• [TO DO]
How many lines of the records below contain the word "JSON"? Answer with the number alone.
───
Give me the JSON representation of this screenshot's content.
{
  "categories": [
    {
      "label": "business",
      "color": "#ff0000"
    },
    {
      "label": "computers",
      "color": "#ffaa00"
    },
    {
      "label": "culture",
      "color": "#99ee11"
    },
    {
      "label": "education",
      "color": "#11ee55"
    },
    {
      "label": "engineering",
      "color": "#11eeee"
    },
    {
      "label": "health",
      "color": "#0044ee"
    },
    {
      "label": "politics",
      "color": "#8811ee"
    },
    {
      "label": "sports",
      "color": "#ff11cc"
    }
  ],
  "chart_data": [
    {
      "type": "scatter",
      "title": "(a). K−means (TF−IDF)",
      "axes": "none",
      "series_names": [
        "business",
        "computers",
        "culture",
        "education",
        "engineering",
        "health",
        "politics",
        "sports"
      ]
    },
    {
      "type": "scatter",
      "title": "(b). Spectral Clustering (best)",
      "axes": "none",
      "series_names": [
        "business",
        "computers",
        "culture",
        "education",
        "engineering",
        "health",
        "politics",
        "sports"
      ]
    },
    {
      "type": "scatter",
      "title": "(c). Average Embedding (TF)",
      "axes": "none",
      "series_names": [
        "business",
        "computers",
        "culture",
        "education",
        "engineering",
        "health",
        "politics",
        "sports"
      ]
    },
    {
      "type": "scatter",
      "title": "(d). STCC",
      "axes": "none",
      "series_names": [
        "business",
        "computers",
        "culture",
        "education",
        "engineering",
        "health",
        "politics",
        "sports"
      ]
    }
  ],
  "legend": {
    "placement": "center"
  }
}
───
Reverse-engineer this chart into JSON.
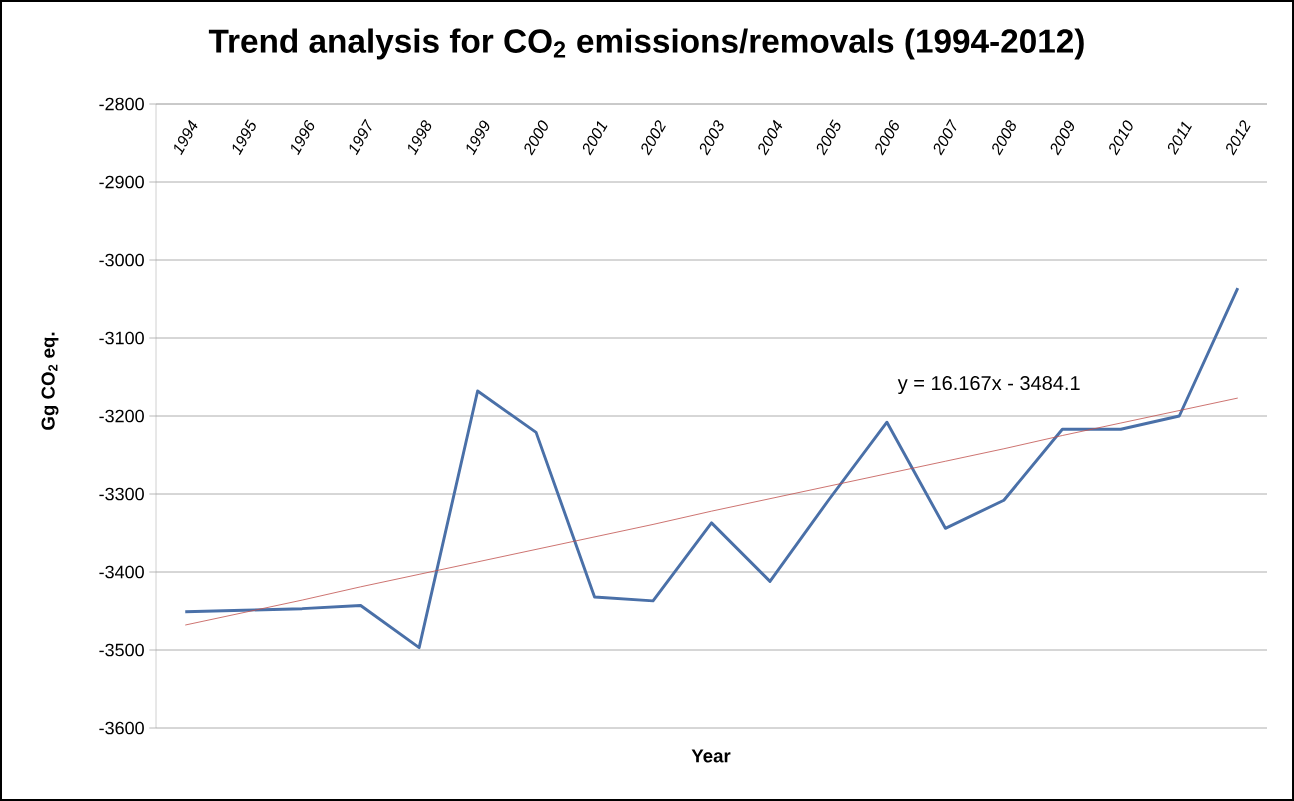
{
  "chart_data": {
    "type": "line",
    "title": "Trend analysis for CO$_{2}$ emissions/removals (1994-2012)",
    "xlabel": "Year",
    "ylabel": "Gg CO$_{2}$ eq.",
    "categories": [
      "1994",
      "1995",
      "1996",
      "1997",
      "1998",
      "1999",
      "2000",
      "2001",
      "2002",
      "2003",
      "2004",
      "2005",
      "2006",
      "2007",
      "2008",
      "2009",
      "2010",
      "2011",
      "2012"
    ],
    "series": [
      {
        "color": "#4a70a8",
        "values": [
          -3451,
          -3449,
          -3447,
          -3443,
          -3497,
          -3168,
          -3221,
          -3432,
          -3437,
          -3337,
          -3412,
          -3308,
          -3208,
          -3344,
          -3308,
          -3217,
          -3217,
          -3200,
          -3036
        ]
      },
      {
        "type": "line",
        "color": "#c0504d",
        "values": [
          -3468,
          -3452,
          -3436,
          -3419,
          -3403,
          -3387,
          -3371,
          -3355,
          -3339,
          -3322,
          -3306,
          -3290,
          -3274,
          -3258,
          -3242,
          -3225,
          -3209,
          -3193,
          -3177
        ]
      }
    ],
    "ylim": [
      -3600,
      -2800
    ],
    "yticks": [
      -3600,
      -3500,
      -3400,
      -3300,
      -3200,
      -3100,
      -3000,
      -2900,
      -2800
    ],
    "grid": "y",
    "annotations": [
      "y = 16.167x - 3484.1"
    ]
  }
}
───
• [WRITTEN SOLUTION]
2